**Exercise:** Scan the data below for the string "niente". Copy every line where it appears.

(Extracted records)
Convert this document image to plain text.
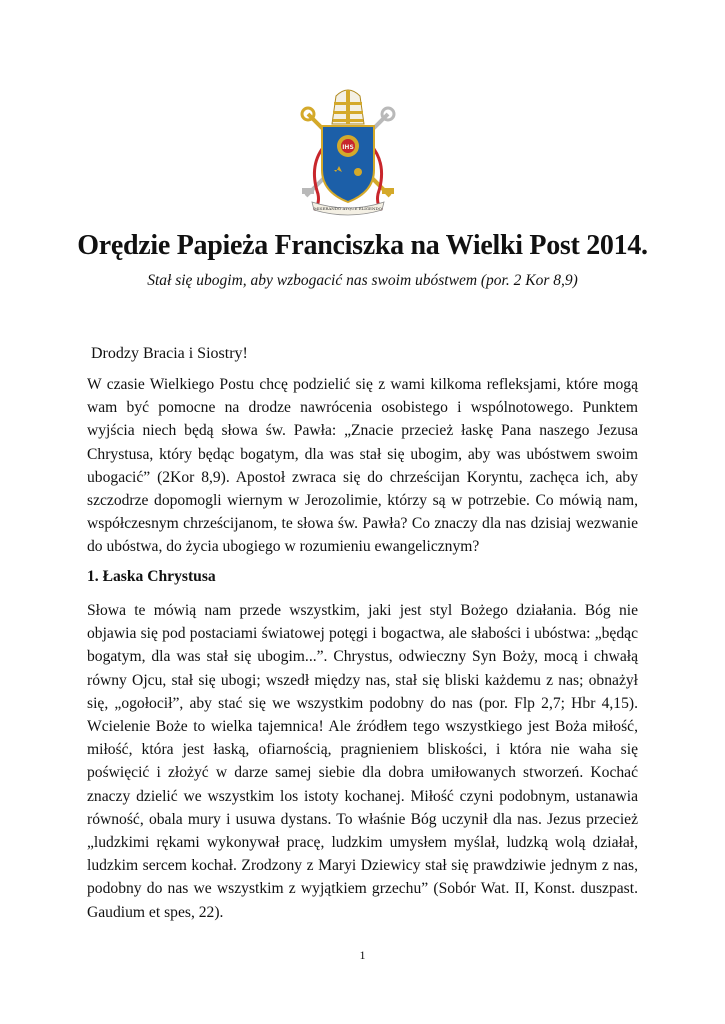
IHS
MISERANDO ATQUE ELIGENDO
Orędzie Papieża Franciszka na Wielki Post 2014.
Stał się ubogim, aby wzbogacić nas swoim ubóstwem (por. 2 Kor 8,9)
Drodzy Bracia i Siostry!

W czasie Wielkiego Postu chcę podzielić się z wami kilkoma refleksjami, które mogą wam być pomocne na drodze nawrócenia osobistego i wspólnotowego. Punktem wyjścia niech będą słowa św. Pawła: „Znacie przecież łaskę Pana naszego Jezusa Chrystusa, który będąc bogatym, dla was stał się ubogim, aby was ubóstwem swoim ubogacić” (2Kor 8,9). Apostoł zwraca się do chrześcijan Koryntu, zachęca ich, aby szczodrze dopomogli wiernym w Jerozolimie, którzy są w potrzebie. Co mówią nam, współczesnym chrześcijanom, te słowa św. Pawła? Co znaczy dla nas dzisiaj wezwanie do ubóstwa, do życia ubogiego w rozumieniu ewangelicznym?

1. Łaska Chrystusa

Słowa te mówią nam przede wszystkim, jaki jest styl Bożego działania. Bóg nie objawia się pod postaciami światowej potęgi i bogactwa, ale słabości i ubóstwa: „będąc bogatym, dla was stał się ubogim...”. Chrystus, odwieczny Syn Boży, mocą i chwałą równy Ojcu, stał się ubogi; wszedł między nas, stał się bliski każdemu z nas; obnażył się, „ogołocił”, aby stać się we wszystkim podobny do nas (por. Flp 2,7; Hbr 4,15). Wcielenie Boże to wielka tajemnica! Ale źródłem tego wszystkiego jest Boża miłość, miłość, która jest łaską, ofiarnością, pragnieniem bliskości, i która nie waha się poświęcić i złożyć w darze samej siebie dla dobra umiłowanych stworzeń. Kochać znaczy dzielić we wszystkim los istoty kochanej. Miłość czyni podobnym, ustanawia równość, obala mury i usuwa dystans. To właśnie Bóg uczynił dla nas. Jezus przecież „ludzkimi rękami wykonywał pracę, ludzkim umysłem myślał, ludzką wolą działał, ludzkim sercem kochał. Zrodzony z Maryi Dziewicy stał się prawdziwie jednym z nas, podobny do nas we wszystkim z wyjątkiem grzechu” (Sobór Wat. II, Konst. duszpast. Gaudium et spes, 22).

1
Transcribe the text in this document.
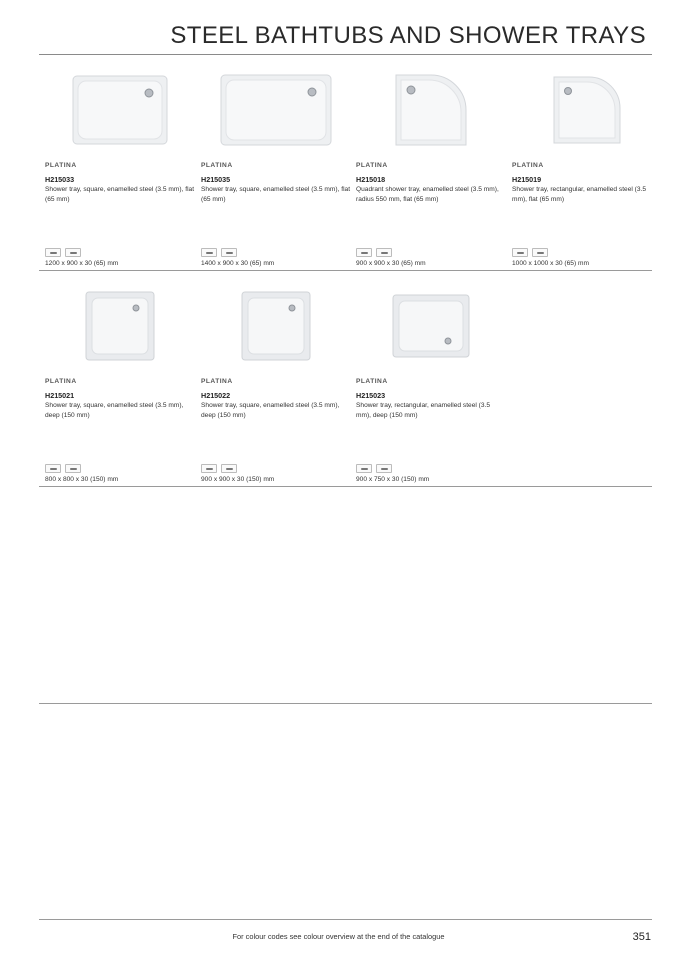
STEEL BATHTUBS AND SHOWER TRAYS
PLATINA
H215033
Shower tray, square, enamelled steel (3.5 mm), flat (65 mm)
1200 x 900 x 30 (65) mm
PLATINA
H215035
Shower tray, square, enamelled steel (3.5 mm), flat (65 mm)
1400 x 900 x 30 (65) mm
PLATINA
H215018
Quadrant shower tray, enamelled steel (3.5 mm), radius 550 mm, flat (65 mm)
900 x 900 x 30 (65) mm
PLATINA
H215019
Shower tray, rectangular, enamelled steel (3.5 mm), flat (65 mm)
1000 x 1000 x 30 (65) mm
PLATINA
H215021
Shower tray, square, enamelled steel (3.5 mm), deep (150 mm)
800 x 800 x 30 (150) mm
PLATINA
H215022
Shower tray, square, enamelled steel (3.5 mm), deep (150 mm)
900 x 900 x 30 (150) mm
PLATINA
H215023
Shower tray, rectangular, enamelled steel (3.5 mm), deep (150 mm)
900 x 750 x 30 (150) mm
For colour codes see colour overview at the end of the catalogue	351
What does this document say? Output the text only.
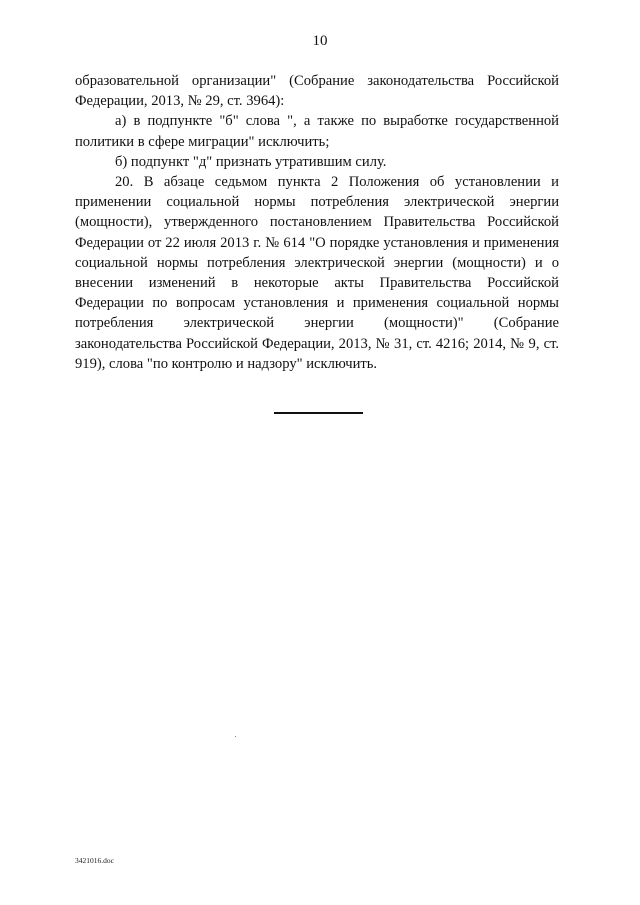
10

образовательной организации" (Собрание законодательства Российской Федерации, 2013, № 29, ст. 3964):

а) в подпункте "б" слова ", а также по выработке государственной политики в сфере миграции" исключить;

б) подпункт "д" признать утратившим силу.

20. В абзаце седьмом пункта 2 Положения об установлении и применении социальной нормы потребления электрической энергии (мощности), утвержденного постановлением Правительства Российской Федерации от 22 июля 2013 г. № 614 "О порядке установления и применения социальной нормы потребления электрической энергии (мощности) и о внесении изменений в некоторые акты Правительства Российской Федерации по вопросам установления и применения социальной нормы потребления электрической энергии (мощности)" (Собрание законодательства Российской Федерации, 2013, № 31, ст. 4216; 2014, № 9, ст. 919), слова "по контролю и надзору" исключить.

3421016.doc
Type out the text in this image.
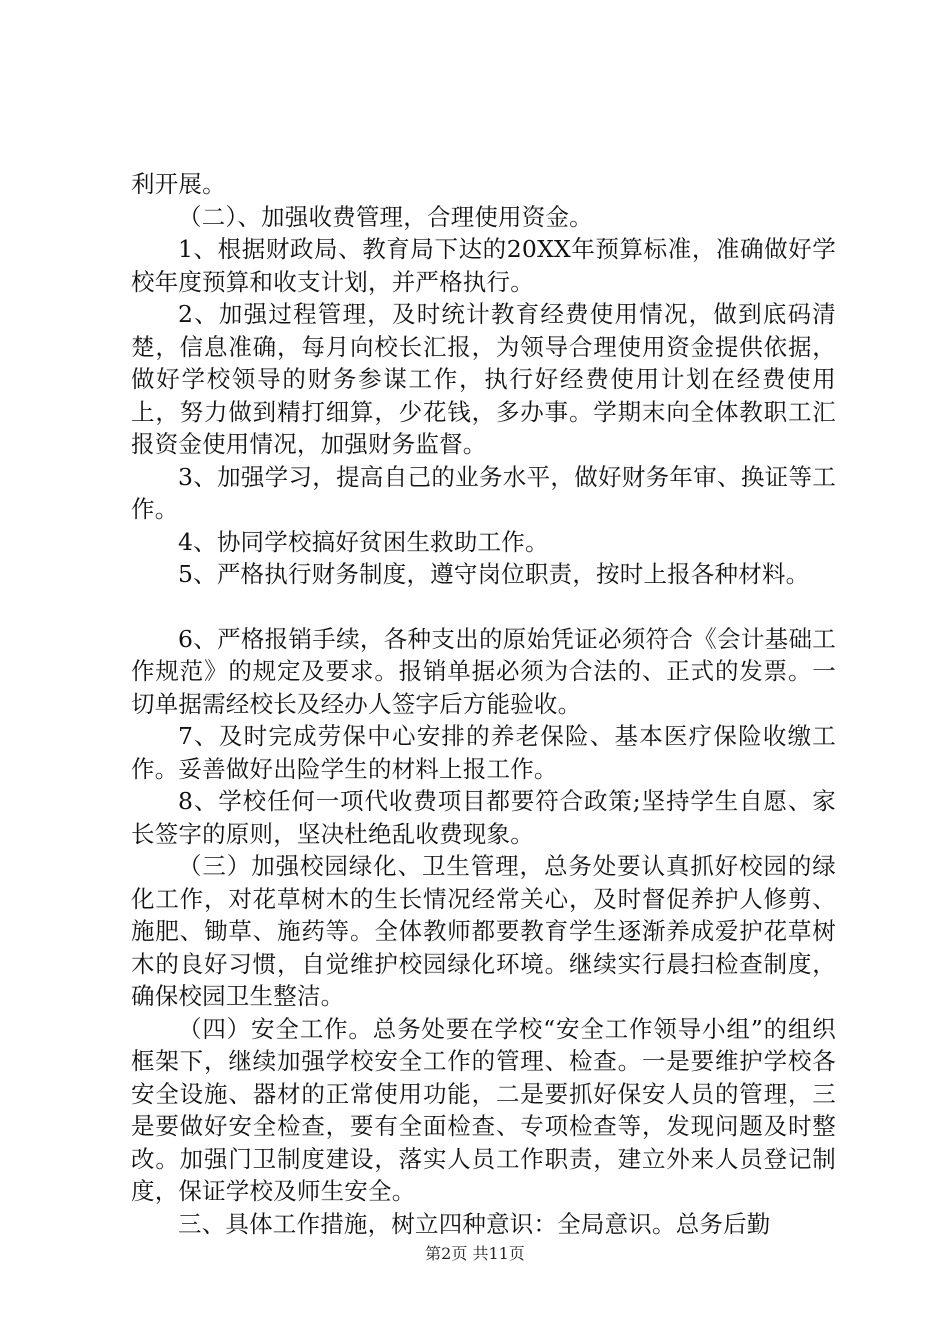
利开展。

（二）、加强收费管理，合理使用资金。

1、根据财政局、教育局下达的20XX年预算标准，准确做好学校年度预算和收支计划，并严格执行。

2、加强过程管理，及时统计教育经费使用情况，做到底码清楚，信息准确，每月向校长汇报，为领导合理使用资金提供依据，做好学校领导的财务参谋工作，执行好经费使用计划在经费使用上，努力做到精打细算，少花钱，多办事。学期末向全体教职工汇报资金使用情况，加强财务监督。

3、加强学习，提高自己的业务水平，做好财务年审、换证等工作。

4、协同学校搞好贫困生救助工作。

5、严格执行财务制度，遵守岗位职责，按时上报各种材料。

6、严格报销手续，各种支出的原始凭证必须符合《会计基础工作规范》的规定及要求。报销单据必须为合法的、正式的发票。一切单据需经校长及经办人签字后方能验收。

7、及时完成劳保中心安排的养老保险、基本医疗保险收缴工作。妥善做好出险学生的材料上报工作。

8、学校任何一项代收费项目都要符合政策;坚持学生自愿、家长签字的原则，坚决杜绝乱收费现象。

（三）加强校园绿化、卫生管理，总务处要认真抓好校园的绿化工作，对花草树木的生长情况经常关心，及时督促养护人修剪、施肥、锄草、施药等。全体教师都要教育学生逐渐养成爱护花草树木的良好习惯，自觉维护校园绿化环境。继续实行晨扫检查制度，确保校园卫生整洁。

（四）安全工作。总务处要在学校“安全工作领导小组”的组织框架下，继续加强学校安全工作的管理、检查。一是要维护学校各安全设施、器材的正常使用功能，二是要抓好保安人员的管理，三是要做好安全检查，要有全面检查、专项检查等，发现问题及时整改。加强门卫制度建设，落实人员工作职责，建立外来人员登记制度，保证学校及师生安全。

三、具体工作措施，树立四种意识：全局意识。总务后勤

第2页 共11页
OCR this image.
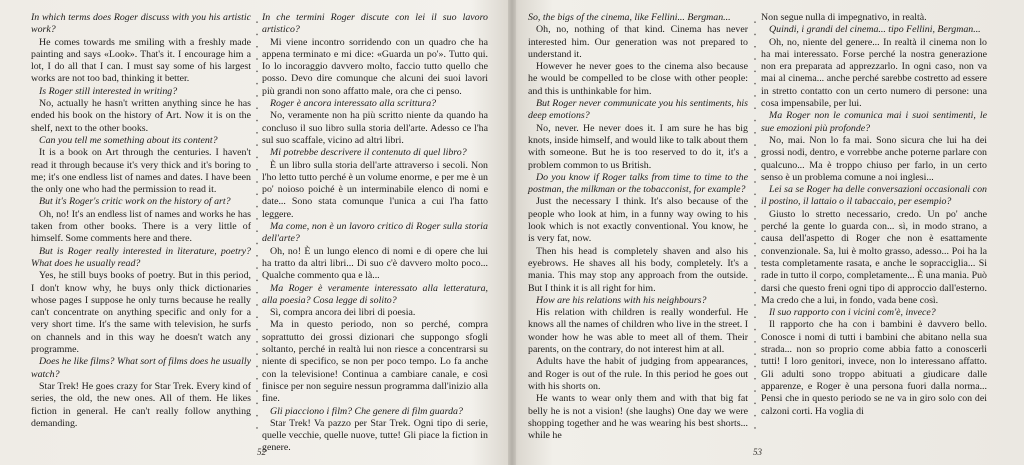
In which terms does Roger discuss with you his artistic work?

He comes towards me smiling with a freshly made painting and says «Look». That's it. I encourage him a lot, I do all that I can. I must say some of his largest works are not too bad, thinking it better.

Is Roger still interested in writing?

No, actually he hasn't written anything since he has ended his book on the history of Art. Now it is on the shelf, next to the other books.

Can you tell me something about its content?

It is a book on Art through the centuries. I haven't read it through because it's very thick and it's boring to me; it's one endless list of names and dates. I have been the only one who had the permission to read it.

But it's Roger's critic work on the history of art?

Oh, no! It's an endless list of names and works he has taken from other books. There is a very little of himself. Some comments here and there.

But is Roger really interested in literature, poetry? What does he usually read?

Yes, he still buys books of poetry. But in this period, I don't know why, he buys only thick dictionaries whose pages I suppose he only turns because he really can't concentrate on anything specific and only for a very short time. It's the same with television, he surfs on channels and in this way he doesn't watch any programme.

Does he like films? What sort of films does he usually watch?

Star Trek! He goes crazy for Star Trek. Every kind of series, the old, the new ones. All of them. He likes fiction in general. He can't really follow anything demanding.

In che termini Roger discute con lei il suo lavoro artistico?

Mi viene incontro sorridendo con un quadro che ha appena terminato e mi dice: «Guarda un po'». Tutto qui. Io lo incoraggio davvero molto, faccio tutto quello che posso. Devo dire comunque che alcuni dei suoi lavori più grandi non sono affatto male, ora che ci penso.

Roger è ancora interessato alla scrittura?

No, veramente non ha più scritto niente da quando ha concluso il suo libro sulla storia dell'arte. Adesso ce l'ha sul suo scaffale, vicino ad altri libri.

Mi potrebbe descrivere il contenuto di quel libro?

È un libro sulla storia dell'arte attraverso i secoli. Non l'ho letto tutto perché è un volume enorme, e per me è un po' noioso poiché è un interminabile elenco di nomi e date... Sono stata comunque l'unica a cui l'ha fatto leggere.

Ma come, non è un lavoro critico di Roger sulla storia dell'arte?

Oh, no! È un lungo elenco di nomi e di opere che lui ha tratto da altri libri... Di suo c'è davvero molto poco... Qualche commento qua e là...

Ma Roger è veramente interessato alla letteratura, alla poesia? Cosa legge di solito?

Sì, compra ancora dei libri di poesia.

Ma in questo periodo, non so perché, compra soprattutto dei grossi dizionari che suppongo sfogli soltanto, perché in realtà lui non riesce a concentrarsi su niente di specifico, se non per poco tempo. Lo fa anche con la televisione! Continua a cambiare canale, e così finisce per non seguire nessun programma dall'inizio alla fine.

Gli piacciono i film? Che genere di film guarda?

Star Trek! Va pazzo per Star Trek. Ogni tipo di serie, quelle vecchie, quelle nuove, tutte! Gli piace la fiction in genere.

52

So, the bigs of the cinema, like Fellini... Bergman...

Oh, no, nothing of that kind. Cinema has never interested him. Our generation was not prepared to understand it.

However he never goes to the cinema also because he would be compelled to be close with other people: and this is unthinkable for him.

But Roger never communicate you his sentiments, his deep emotions?

No, never. He never does it. I am sure he has big knots, inside himself, and would like to talk about them with someone. But he is too reserved to do it, it's a problem common to us British.

Do you know if Roger talks from time to time to the postman, the milkman or the tobacconist, for example?

Just the necessary I think. It's also because of the people who look at him, in a funny way owing to his look which is not exactly conventional. You know, he is very fat, now.

Then his head is completely shaven and also his eyebrows. He shaves all his body, completely. It's a mania. This may stop any approach from the outside. But I think it is all right for him.

How are his relations with his neighbours?

His relation with children is really wonderful. He knows all the names of children who live in the street. I wonder how he was able to meet all of them. Their parents, on the contrary, do not interest him at all.

Adults have the habit of judging from appearances, and Roger is out of the rule. In this period he goes out with his shorts on.

He wants to wear only them and with that big fat belly he is not a vision! (she laughs) One day we were shopping together and he was wearing his best shorts... while he

Non segue nulla di impegnativo, in realtà.

Quindi, i grandi del cinema... tipo Fellini, Bergman...

Oh, no, niente del genere... In realtà il cinema non lo ha mai interessato. Forse perché la nostra generazione non era preparata ad apprezzarlo. In ogni caso, non va mai al cinema... anche perché sarebbe costretto ad essere in stretto contatto con un certo numero di persone: una cosa impensabile, per lui.

Ma Roger non le comunica mai i suoi sentimenti, le sue emozioni più profonde?

No, mai. Non lo fa mai. Sono sicura che lui ha dei grossi nodi, dentro, e vorrebbe anche poterne parlare con qualcuno... Ma è troppo chiuso per farlo, in un certo senso è un problema comune a noi inglesi...

Lei sa se Roger ha delle conversazioni occasionali con il postino, il lattaio o il tabaccaio, per esempio?

Giusto lo stretto necessario, credo. Un po' anche perché la gente lo guarda con... sì, in modo strano, a causa dell'aspetto di Roger che non è esattamente convenzionale. Sa, lui è molto grasso, adesso... Poi ha la testa completamente rasata, e anche le sopracciglia... Si rade in tutto il corpo, completamente... È una mania. Può darsi che questo freni ogni tipo di approccio dall'esterno. Ma credo che a lui, in fondo, vada bene così.

Il suo rapporto con i vicini com'è, invece?

Il rapporto che ha con i bambini è davvero bello. Conosce i nomi di tutti i bambini che abitano nella sua strada... non so proprio come abbia fatto a conoscerli tutti! I loro genitori, invece, non lo interessano affatto. Gli adulti sono troppo abituati a giudicare dalle apparenze, e Roger è una persona fuori dalla norma... Pensi che in questo periodo se ne va in giro solo con dei calzoni corti. Ha voglia di

53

**Expected output:**
No, veramente non ha più scritto niente da quando ha concluso il suo libro sulla storia dell'arte. Adesso ce l'ha sul suo scaffale, vicino ad altri libri.
Ma in questo periodo, non so perché, compra soprattutto dei grossi dizionari che suppongo sfogli soltanto, perché in realtà lui non riesce a concentrarsi su niente di specifico, se non per poco tempo. Lo fa anche con la televisione! Continua a cambiare canale, e così finisce per non seguire nessun programma dall'inizio alla fine.
Oh, no, niente del genere... In realtà il cinema non lo ha mai interessato. Forse perché la nostra generazione non era preparata ad apprezzarlo. In ogni caso, non va mai al cinema... anche perché sarebbe costretto ad essere in stretto contatto con un certo numero di persone: una cosa impensabile, per lui.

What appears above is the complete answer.